┌─ Extrait
J.-M. Aphatie.- A la mi-août, la canicule a tué plusieurs milliers de personnes en France, et c'est seulement tout à l'heure, à 9h30, que les députés vont décider de la création d'une commission d'enquête parlementaire consacrée à cette catastrophe sanitaire. Pourquoi a-t-il fallu attendre deux mois avant qu'une commission d'enquête ne voie le jour ?
- "D'abord, c'est la procédure. Et deuxièmement, c'est pas tout à fait exact."
On aurait pu réunir le Parlement dès la mi-août.
- "Si vous n'interrompez dès que je dis un mot, on 'y arrivera pas. Je connais bien mon règlement de l'Assemblée nationale. On aurait pu [le] faire mais on ne l'a pas fait, on a pris une autre procédure, une autre voie. La commission des Affaires sociales s'est réunie, puis il y a eu une mission, puis il y a cette commission d'enquête. Tout cela est l'expression de la procédure. On aurait pu aller plus vite, c'est vrai."
Vous le regrettez ?
- "J'ai dit depuis le début que j'étais favorable à une commission d'enquête. Donc, ma position est claire. Simplement, ce qui m'importe aujourd'hui, c'est que cette commission d'enquête travaille dans la plus grande sérénité, et qu'on ne cherche pas à juger ou à préjuger, mais qu'on cherche à regarder, à estimer ce qui n'a pas fonctionné, pour proposer des corrections."
Mais on ne le sait pas déjà ? Il y a eu un rapport d'experts commandé par J.-F. Mattei et la démission du directeur général de la santé, L. Abenhaïm - qui a été mis en cause -, il y a eu des mesures intégrées par amendement au projet de loi de santé publique présenté par J.-F. Mattei, cette semaine, à l'Assemblée nationale. Qu'est-ce qu'on attend de plus de cette commission d'enquête aujourd'hui ? Qu'est-ce que vous attendez de plus ?
- "Ce que j'attends, c'est qu'elle mette très clairement en valeur tous les dysfonctionnements, aussi bien au niveau de l'Etat..."
Vous ne répondez pas aujourd'hui !
└─
* **Défis**:
(a) Redonnez mot pour mot le passage de l'entretien sur la canicule qui va de "Vous le regrettez" jusqu'à "attendez de plus ?".
(b) Reprenez l'entretien sur la canicule à partir de l'endroit où il s'arrête.
┌─ Données fournies
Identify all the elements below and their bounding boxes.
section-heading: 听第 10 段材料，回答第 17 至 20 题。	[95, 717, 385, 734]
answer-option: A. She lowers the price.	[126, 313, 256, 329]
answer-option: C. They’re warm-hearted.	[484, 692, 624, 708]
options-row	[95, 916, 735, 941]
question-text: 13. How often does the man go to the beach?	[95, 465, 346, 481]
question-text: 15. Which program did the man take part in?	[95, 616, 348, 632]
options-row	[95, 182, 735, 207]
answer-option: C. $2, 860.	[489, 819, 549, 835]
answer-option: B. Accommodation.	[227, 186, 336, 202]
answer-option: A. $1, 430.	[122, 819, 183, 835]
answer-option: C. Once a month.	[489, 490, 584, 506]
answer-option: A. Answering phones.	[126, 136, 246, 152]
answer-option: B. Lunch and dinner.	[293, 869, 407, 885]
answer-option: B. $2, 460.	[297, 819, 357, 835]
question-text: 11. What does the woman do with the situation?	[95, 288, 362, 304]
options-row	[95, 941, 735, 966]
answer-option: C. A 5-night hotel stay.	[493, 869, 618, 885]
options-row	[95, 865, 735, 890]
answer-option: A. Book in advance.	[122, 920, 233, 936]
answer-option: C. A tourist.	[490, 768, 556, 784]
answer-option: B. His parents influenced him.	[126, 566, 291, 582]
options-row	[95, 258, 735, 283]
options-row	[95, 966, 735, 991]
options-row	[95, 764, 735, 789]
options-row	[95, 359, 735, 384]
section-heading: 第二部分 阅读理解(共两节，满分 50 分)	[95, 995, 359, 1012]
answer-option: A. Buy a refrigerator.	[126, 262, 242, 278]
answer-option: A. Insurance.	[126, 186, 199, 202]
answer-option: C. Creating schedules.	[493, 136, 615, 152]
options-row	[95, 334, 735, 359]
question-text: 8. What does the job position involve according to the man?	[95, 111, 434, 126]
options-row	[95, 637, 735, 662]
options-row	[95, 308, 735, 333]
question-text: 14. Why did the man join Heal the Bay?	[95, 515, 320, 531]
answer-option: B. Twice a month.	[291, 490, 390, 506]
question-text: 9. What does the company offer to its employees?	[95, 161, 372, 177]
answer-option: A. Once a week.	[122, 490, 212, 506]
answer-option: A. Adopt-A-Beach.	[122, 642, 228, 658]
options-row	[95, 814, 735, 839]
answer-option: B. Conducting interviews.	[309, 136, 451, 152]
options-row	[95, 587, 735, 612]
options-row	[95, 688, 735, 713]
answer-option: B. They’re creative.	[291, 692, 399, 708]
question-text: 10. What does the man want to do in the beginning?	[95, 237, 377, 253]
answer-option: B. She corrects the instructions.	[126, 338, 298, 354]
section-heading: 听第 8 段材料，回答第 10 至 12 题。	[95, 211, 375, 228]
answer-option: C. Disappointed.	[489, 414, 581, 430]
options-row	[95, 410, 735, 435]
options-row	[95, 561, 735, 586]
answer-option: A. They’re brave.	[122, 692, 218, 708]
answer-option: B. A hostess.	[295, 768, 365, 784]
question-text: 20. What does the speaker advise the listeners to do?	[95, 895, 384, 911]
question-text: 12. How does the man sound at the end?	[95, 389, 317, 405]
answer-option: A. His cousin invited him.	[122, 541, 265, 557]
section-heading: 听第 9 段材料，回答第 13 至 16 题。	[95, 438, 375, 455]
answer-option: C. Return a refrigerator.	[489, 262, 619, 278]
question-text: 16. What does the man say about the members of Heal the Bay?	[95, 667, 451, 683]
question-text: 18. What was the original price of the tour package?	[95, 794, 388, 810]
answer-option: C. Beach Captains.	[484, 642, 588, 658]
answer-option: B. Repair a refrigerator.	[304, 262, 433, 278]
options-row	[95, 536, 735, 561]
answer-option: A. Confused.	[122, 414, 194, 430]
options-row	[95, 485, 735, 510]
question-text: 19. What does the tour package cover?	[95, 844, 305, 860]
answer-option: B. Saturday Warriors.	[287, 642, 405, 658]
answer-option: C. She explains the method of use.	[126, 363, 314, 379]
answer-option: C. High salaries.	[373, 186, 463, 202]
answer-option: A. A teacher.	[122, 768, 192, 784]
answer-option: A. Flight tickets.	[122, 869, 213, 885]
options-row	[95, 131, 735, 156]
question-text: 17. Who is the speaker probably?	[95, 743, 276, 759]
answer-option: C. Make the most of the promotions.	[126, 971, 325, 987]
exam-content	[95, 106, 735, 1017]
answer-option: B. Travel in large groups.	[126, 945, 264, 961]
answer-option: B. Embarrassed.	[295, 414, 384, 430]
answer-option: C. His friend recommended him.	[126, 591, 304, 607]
└─
* **Réponses finales**:
(a)
Vous le regrettez ?
- "J'ai dit depuis le début que j'étais favorable à une commission d'enquête. Donc, ma position est claire. Simplement, ce qui m'importe aujourd'hui, c'est que cette commission d'enquête travaille dans la plus grande sérénité, et qu'on ne cherche pas à juger ou à préjuger, mais qu'on cherche à regarder, à estimer ce qui n'a pas fonctionné, pour proposer des corrections."
Mais on ne le sait pas déjà ? Il y a eu un rapport d'experts commandé par J.-F. Mattei et la démission du directeur général de la santé, L. Abenhaïm - qui a été mis en cause -, il y a eu des mesures intégrées par amendement au projet de loi de santé publique présenté par J.-F. Mattei, cette semaine, à l'Assemblée nationale. Qu'est-ce qu'on attend de plus de cette commission d'enquête aujourd'hui ? Qu'est-ce que vous attendez de plus ?

(b)
- "Pas totalement. Je ne suis pas convaincu par ce que j'ai lu. Cette mission qui a été faite par l'administration, par les fonctionnaires de l'Etat, eh bien je fais plutôt confiance aux investigations qui seront menées librement, tranquillement, dans la contradiction - puisque c'est aussi ça l'un des principes de la commission d'enquête, c'est d'être contradictoire -, les investigations menées par les parlementaires. Nous aurons là un état de la situation. Ce que je souhaite, c'est que cette commission d'enquête fasse un certain nombre de propositions. Non pas pour dire, "voilà qui est responsable", ce n'est pas notre responsabilité, mais "voilà ce qui n'a pas fonctionné, voilà comment il faut l'améliorer au niveau de l'Etat, au niveau des départements, à l'action sociale, au niveau des communes, au niveau des villes et au niveau des campagnes"."
On scrutera aussi la responsabilité de ses acteurs, à commencer par le premier d'entre eux, J.-F. Mattei sans doute.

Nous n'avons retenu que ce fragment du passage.